(Records contained in a dataset)
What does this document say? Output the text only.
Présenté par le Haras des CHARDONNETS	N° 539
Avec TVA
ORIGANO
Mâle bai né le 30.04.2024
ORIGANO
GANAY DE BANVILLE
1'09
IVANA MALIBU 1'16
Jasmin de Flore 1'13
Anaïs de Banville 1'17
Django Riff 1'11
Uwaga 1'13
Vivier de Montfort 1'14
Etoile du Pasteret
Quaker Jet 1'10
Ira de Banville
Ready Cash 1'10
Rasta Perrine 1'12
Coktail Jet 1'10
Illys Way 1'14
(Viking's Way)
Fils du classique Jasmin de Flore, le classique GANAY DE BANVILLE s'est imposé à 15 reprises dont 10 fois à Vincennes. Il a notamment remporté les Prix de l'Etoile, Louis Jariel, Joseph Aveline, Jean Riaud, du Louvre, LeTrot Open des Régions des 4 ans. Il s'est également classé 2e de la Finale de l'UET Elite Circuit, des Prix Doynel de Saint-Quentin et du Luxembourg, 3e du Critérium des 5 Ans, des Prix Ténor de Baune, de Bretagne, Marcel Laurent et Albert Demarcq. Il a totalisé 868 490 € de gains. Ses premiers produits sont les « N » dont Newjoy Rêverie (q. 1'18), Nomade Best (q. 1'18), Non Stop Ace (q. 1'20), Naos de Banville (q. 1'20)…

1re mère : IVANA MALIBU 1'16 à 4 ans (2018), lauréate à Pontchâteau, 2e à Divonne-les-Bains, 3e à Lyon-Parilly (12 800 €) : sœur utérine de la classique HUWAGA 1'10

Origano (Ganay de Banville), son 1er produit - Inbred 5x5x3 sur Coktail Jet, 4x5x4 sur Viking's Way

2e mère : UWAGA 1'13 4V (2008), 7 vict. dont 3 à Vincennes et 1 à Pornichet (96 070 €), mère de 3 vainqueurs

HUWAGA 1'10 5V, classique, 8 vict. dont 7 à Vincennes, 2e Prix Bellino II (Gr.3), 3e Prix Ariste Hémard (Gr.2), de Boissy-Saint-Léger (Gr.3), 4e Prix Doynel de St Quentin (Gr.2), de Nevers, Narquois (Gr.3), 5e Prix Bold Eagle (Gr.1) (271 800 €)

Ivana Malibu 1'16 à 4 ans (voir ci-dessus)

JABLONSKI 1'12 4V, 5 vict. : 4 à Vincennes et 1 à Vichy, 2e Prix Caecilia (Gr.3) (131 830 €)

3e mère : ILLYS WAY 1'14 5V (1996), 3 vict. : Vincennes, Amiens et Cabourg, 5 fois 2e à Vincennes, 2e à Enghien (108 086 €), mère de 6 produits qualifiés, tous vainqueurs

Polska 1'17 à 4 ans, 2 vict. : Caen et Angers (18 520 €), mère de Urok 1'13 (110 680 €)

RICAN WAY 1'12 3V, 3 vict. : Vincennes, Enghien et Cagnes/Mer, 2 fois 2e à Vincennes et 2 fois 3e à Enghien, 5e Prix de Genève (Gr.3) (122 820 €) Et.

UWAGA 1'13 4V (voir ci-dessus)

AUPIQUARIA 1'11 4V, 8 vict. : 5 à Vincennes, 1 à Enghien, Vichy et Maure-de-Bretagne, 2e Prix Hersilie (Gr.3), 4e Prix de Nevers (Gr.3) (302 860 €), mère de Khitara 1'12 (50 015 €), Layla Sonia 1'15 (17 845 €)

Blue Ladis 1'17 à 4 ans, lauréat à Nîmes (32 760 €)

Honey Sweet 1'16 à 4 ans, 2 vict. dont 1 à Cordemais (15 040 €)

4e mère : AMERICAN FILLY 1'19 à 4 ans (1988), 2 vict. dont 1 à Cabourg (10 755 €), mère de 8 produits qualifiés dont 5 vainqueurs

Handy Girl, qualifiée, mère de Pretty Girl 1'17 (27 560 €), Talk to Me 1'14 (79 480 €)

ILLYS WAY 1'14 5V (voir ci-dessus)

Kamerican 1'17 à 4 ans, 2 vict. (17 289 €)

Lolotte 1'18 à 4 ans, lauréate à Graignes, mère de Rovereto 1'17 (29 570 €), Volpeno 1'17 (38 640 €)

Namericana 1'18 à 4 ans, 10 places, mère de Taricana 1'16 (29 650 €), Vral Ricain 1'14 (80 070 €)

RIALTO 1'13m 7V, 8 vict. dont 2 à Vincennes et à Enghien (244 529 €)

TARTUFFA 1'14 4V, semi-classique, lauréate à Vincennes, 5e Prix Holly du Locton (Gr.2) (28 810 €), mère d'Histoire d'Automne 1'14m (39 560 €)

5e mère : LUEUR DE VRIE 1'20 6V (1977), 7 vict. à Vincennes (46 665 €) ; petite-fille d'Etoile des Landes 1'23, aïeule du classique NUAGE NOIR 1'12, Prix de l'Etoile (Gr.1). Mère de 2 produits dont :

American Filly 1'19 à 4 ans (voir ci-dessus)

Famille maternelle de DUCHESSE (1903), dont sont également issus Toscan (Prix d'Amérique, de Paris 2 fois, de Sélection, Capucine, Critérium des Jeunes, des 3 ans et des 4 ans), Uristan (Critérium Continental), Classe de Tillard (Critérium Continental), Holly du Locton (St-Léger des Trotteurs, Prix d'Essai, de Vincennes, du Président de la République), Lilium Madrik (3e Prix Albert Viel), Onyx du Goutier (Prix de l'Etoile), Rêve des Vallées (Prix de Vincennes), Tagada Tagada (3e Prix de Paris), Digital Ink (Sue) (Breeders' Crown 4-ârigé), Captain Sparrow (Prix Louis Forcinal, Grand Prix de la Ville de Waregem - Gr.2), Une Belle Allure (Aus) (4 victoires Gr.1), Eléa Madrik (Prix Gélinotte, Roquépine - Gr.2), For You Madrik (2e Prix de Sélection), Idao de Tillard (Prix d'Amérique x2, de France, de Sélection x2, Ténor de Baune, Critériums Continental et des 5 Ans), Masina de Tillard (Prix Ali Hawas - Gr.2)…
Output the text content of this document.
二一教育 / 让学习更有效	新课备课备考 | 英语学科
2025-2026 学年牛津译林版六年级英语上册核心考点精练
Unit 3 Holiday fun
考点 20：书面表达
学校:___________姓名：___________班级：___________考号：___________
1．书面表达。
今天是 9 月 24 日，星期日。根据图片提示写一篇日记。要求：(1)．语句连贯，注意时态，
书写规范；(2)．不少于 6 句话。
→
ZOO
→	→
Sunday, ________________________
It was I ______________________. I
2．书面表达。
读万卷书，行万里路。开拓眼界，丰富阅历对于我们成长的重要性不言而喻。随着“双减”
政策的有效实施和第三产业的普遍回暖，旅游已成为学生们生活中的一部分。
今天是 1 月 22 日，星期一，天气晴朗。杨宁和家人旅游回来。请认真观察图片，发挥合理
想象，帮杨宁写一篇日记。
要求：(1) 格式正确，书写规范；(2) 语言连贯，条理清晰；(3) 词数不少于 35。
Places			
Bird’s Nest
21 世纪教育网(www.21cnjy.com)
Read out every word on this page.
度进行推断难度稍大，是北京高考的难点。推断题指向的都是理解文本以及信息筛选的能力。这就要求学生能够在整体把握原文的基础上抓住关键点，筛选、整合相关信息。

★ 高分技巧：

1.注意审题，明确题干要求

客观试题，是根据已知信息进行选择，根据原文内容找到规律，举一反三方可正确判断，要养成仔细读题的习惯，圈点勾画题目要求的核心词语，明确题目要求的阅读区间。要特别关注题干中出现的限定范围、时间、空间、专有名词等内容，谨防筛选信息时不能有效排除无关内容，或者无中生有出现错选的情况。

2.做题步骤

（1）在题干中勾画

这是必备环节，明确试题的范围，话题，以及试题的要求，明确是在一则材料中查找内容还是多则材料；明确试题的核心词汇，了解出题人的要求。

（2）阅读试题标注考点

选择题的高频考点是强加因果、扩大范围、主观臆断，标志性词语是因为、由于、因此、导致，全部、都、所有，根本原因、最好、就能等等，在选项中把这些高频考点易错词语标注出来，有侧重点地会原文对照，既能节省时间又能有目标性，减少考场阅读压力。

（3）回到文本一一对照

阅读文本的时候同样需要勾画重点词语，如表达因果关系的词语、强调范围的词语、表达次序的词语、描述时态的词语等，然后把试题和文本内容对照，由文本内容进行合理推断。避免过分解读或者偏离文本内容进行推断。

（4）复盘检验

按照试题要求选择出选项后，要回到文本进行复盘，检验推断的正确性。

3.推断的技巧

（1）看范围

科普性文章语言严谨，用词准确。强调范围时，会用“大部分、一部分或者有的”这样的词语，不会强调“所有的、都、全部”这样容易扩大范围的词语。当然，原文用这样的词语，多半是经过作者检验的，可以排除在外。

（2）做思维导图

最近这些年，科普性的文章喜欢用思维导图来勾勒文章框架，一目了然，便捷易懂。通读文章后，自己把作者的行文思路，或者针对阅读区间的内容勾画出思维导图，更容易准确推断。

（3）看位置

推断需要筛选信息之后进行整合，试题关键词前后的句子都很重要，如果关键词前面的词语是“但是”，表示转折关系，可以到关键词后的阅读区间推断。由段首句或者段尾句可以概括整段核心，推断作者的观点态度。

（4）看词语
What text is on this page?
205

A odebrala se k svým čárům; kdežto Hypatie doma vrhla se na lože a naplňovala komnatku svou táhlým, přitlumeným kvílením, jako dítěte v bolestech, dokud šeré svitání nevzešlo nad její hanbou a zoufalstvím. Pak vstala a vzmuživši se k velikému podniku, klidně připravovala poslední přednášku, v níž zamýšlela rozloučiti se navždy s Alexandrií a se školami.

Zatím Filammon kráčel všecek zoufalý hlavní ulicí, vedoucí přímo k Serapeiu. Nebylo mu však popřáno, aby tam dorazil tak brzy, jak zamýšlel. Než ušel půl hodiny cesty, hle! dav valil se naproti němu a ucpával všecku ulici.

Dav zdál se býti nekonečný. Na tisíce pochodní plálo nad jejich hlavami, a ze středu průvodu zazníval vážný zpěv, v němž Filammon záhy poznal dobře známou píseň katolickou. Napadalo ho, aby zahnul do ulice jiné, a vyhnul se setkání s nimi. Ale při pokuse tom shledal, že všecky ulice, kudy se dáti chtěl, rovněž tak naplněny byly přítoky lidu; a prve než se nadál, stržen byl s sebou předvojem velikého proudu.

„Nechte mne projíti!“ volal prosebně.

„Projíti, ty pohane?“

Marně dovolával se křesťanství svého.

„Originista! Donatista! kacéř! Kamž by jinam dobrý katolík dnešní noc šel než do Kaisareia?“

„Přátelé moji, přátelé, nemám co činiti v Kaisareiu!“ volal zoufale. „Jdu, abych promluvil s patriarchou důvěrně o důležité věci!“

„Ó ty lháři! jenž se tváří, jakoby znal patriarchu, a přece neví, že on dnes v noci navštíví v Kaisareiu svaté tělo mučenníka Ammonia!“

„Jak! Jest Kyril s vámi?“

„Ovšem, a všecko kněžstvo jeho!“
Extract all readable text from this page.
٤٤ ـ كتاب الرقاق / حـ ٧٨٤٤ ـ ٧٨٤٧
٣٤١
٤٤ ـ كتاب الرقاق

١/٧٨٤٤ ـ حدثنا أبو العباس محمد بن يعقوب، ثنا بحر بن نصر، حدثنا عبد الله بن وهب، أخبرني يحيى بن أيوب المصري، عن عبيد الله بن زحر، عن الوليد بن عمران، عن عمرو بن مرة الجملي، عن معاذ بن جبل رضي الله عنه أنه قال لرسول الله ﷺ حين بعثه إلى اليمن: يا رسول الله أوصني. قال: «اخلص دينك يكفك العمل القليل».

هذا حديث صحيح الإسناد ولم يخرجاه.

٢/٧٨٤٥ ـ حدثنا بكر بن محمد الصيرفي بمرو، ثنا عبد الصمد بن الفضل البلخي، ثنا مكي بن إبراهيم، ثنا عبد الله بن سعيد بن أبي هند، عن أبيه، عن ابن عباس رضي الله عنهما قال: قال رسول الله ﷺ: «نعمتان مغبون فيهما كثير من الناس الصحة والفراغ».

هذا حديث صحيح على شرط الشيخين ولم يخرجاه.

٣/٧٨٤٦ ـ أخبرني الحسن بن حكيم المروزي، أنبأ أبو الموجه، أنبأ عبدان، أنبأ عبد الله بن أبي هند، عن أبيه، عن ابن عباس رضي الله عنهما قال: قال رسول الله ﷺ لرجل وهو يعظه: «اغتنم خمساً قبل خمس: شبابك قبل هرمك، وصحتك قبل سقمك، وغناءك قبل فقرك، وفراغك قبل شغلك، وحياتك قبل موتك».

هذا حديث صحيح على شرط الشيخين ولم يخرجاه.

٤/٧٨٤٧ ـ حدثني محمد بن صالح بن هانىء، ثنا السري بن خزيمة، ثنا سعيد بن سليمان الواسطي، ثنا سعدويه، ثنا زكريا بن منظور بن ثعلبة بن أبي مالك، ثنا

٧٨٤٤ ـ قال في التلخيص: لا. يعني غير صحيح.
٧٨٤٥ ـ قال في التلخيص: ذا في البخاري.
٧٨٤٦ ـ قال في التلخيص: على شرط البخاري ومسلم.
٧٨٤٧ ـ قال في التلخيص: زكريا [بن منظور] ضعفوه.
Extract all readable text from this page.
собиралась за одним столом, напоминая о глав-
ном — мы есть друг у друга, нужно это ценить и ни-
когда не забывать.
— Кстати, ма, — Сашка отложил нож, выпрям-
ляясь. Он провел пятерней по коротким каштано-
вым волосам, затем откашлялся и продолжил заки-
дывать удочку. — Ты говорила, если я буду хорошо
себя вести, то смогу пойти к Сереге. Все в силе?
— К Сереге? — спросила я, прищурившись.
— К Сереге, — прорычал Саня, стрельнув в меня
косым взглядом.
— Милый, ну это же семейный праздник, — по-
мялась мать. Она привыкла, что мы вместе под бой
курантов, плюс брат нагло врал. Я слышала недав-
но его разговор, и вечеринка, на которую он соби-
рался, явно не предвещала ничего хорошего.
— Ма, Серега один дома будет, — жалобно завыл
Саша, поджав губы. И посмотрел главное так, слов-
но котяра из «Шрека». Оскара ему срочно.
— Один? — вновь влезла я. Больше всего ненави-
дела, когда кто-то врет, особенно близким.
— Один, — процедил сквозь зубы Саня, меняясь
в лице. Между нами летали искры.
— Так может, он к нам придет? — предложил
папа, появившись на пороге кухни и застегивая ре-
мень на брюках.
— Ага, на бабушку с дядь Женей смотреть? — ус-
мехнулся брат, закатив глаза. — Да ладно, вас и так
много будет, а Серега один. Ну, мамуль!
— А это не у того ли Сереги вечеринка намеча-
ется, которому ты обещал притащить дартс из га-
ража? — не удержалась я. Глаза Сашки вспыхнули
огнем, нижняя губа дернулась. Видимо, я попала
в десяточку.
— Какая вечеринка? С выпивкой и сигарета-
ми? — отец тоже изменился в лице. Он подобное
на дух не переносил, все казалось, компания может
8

### EXERCISE DIRECTIONS
Copy each line of the listing that holds the word "Саня".

### FINISHED ANSWER
— К Сереге, — прорычал Саня, стрельнув в меня
— Один, — процедил сквозь зубы Саня, меняясь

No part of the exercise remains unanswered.